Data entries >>

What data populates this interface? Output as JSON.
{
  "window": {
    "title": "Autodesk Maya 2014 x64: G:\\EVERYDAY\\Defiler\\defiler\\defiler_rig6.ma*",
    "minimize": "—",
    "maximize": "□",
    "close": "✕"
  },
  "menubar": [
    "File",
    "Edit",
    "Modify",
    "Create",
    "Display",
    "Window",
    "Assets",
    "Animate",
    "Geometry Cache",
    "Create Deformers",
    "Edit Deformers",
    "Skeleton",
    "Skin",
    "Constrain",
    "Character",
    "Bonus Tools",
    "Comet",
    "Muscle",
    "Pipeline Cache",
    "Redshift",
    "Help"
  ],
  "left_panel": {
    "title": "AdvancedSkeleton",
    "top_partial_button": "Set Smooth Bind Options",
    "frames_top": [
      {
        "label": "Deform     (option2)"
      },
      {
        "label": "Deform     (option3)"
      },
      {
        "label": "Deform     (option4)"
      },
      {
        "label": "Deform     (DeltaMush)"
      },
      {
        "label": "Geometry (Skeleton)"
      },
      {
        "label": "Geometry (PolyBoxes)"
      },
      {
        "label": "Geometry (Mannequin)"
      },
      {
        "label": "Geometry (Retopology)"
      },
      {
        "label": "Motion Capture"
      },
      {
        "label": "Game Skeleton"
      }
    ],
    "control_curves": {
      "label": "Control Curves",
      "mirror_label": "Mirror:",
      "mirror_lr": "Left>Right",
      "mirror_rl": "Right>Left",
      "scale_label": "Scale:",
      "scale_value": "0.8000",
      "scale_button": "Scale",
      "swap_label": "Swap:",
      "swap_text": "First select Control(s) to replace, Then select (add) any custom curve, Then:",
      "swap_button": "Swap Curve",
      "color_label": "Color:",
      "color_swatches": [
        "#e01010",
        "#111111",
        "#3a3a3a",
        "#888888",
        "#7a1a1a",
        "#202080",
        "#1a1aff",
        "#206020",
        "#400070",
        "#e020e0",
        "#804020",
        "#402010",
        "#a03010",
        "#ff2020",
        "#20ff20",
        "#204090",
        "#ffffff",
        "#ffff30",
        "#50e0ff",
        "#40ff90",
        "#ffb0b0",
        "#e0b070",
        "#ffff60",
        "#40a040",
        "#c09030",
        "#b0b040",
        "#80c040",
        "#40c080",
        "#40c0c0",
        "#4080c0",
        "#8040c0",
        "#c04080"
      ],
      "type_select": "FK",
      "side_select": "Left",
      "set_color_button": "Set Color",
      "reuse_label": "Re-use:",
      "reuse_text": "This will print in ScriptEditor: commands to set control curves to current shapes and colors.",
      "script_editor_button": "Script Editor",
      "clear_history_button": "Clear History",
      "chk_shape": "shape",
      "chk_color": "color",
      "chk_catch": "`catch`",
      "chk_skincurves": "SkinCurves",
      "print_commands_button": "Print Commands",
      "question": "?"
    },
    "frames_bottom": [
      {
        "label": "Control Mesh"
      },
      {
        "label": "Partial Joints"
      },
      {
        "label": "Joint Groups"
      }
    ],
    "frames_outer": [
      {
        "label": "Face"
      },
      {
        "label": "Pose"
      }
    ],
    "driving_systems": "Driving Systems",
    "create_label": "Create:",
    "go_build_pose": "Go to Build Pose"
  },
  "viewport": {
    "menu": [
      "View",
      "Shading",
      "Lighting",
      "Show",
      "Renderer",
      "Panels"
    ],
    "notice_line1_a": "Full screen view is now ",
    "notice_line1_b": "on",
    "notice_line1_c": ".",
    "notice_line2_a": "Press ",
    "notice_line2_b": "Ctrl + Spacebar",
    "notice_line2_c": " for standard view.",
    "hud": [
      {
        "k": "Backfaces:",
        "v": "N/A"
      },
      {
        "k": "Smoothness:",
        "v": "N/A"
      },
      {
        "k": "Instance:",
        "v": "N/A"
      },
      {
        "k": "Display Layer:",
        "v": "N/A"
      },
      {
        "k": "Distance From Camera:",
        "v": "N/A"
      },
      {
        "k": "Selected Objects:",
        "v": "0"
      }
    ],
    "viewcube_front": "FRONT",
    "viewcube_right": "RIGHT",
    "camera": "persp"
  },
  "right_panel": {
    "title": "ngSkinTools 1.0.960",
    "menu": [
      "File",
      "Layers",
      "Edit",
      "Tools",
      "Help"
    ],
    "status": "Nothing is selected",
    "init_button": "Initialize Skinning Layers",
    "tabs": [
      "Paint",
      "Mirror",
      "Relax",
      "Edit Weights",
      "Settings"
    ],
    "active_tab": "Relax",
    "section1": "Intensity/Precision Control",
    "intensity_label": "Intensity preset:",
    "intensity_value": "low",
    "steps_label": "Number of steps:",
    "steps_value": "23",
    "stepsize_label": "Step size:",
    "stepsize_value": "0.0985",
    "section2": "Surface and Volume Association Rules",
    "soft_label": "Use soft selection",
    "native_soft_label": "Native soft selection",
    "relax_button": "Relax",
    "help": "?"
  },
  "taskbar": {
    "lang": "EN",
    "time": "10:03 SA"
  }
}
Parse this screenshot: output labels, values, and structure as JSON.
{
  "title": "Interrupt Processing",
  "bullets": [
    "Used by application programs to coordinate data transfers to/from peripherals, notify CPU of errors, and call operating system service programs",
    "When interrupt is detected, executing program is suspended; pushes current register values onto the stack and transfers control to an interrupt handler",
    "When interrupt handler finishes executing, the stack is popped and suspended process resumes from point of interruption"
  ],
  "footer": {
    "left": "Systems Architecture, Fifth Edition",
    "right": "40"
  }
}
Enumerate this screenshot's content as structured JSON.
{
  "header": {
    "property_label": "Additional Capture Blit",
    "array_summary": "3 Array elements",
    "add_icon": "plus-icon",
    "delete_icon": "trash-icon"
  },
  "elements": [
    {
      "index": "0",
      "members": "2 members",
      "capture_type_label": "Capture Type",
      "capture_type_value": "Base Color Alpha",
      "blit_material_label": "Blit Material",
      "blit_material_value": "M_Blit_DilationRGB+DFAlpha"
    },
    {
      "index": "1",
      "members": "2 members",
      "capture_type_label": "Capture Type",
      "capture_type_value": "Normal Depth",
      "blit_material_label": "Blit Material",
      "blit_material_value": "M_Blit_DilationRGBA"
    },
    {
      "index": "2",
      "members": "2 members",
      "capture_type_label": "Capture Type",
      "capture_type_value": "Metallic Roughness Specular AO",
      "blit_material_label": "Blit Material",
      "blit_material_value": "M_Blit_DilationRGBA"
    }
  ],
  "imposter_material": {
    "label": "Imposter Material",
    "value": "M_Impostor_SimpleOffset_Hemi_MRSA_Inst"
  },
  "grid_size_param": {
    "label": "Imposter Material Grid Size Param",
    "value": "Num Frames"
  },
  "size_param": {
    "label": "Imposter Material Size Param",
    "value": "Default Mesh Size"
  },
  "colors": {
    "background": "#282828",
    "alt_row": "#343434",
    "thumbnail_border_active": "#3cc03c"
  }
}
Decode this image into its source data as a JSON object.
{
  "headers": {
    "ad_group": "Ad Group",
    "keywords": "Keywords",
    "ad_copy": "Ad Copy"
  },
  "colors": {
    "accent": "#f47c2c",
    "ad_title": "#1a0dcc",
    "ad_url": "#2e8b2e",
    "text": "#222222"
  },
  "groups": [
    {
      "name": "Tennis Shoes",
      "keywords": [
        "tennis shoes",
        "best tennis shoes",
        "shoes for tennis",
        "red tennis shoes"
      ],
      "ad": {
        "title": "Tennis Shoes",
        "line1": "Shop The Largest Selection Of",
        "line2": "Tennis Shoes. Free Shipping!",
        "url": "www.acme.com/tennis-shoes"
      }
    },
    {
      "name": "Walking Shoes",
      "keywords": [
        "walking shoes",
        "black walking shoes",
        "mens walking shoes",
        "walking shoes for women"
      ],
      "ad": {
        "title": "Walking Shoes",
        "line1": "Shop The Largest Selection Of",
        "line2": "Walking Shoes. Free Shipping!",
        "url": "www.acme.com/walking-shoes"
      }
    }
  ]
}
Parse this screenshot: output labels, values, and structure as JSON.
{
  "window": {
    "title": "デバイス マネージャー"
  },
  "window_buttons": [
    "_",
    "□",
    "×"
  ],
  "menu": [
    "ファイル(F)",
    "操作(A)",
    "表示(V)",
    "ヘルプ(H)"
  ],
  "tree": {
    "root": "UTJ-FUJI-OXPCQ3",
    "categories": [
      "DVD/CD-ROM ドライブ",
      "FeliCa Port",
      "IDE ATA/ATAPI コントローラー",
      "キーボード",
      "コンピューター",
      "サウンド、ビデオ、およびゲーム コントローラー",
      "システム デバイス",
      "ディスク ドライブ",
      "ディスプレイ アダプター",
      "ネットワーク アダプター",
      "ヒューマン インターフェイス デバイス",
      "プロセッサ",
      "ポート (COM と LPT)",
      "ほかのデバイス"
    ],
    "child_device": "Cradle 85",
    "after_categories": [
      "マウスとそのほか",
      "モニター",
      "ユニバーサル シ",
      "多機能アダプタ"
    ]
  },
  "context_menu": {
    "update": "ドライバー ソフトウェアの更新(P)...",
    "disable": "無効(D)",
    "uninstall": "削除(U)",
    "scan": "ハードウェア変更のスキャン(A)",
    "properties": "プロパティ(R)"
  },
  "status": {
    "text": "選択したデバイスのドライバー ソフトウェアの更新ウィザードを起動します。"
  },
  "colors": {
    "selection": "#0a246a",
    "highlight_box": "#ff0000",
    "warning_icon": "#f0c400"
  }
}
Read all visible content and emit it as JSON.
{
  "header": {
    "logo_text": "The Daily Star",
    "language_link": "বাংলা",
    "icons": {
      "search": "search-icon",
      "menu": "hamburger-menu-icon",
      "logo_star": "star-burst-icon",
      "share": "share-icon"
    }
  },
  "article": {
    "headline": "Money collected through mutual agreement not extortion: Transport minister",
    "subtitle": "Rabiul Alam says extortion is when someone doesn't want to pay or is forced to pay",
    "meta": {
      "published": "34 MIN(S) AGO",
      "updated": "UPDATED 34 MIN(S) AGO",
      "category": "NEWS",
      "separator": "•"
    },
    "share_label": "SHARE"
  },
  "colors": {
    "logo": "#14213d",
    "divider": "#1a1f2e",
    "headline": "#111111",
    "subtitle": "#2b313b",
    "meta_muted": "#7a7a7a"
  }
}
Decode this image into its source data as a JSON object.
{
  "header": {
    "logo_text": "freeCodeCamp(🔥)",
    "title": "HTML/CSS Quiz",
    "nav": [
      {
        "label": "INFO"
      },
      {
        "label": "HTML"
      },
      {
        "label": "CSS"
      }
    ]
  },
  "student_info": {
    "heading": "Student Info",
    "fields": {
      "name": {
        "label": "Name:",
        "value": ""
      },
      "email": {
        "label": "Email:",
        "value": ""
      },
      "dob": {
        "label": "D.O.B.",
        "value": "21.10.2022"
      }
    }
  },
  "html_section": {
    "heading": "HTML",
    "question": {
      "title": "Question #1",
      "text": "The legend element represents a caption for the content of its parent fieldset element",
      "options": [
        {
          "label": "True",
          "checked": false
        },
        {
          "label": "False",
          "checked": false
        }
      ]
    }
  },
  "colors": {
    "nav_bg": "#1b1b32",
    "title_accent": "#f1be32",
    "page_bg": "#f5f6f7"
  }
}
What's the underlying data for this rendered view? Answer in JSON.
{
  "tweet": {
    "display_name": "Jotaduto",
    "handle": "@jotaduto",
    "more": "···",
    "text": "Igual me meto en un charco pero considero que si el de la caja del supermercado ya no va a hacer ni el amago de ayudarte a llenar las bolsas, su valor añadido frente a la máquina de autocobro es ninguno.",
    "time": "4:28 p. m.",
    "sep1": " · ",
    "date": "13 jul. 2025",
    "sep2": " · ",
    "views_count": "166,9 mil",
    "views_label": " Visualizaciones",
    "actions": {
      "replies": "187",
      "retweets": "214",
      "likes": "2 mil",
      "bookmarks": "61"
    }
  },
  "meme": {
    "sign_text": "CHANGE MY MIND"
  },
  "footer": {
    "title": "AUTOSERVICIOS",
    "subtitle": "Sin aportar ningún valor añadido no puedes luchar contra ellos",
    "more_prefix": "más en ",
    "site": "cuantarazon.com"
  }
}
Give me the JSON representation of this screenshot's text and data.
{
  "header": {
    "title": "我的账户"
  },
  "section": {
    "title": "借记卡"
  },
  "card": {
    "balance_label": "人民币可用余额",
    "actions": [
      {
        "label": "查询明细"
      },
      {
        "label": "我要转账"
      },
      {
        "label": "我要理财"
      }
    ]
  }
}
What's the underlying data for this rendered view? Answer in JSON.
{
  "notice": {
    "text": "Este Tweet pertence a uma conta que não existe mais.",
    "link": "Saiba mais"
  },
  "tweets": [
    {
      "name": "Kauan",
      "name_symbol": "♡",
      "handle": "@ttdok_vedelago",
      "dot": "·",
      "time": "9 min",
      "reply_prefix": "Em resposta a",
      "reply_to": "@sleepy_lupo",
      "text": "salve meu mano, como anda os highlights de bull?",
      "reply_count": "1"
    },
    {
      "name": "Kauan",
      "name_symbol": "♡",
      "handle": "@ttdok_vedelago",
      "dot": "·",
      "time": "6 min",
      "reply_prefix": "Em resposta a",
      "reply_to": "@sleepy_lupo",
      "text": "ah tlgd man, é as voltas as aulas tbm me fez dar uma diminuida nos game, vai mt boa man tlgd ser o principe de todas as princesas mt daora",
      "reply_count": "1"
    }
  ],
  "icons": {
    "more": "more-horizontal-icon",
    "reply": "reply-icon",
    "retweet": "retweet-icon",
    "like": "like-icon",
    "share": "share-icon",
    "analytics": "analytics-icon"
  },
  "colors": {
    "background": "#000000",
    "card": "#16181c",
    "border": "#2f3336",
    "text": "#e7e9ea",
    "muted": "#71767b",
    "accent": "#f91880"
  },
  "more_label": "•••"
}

TASK TO CARRY OUT >>
Where a line contains the string "Shipping", extract that line.

TASK RESULT >>
        "line2": "Tennis Shoes. Free Shipping!",
        "line2": "Walking Shoes. Free Shipping!",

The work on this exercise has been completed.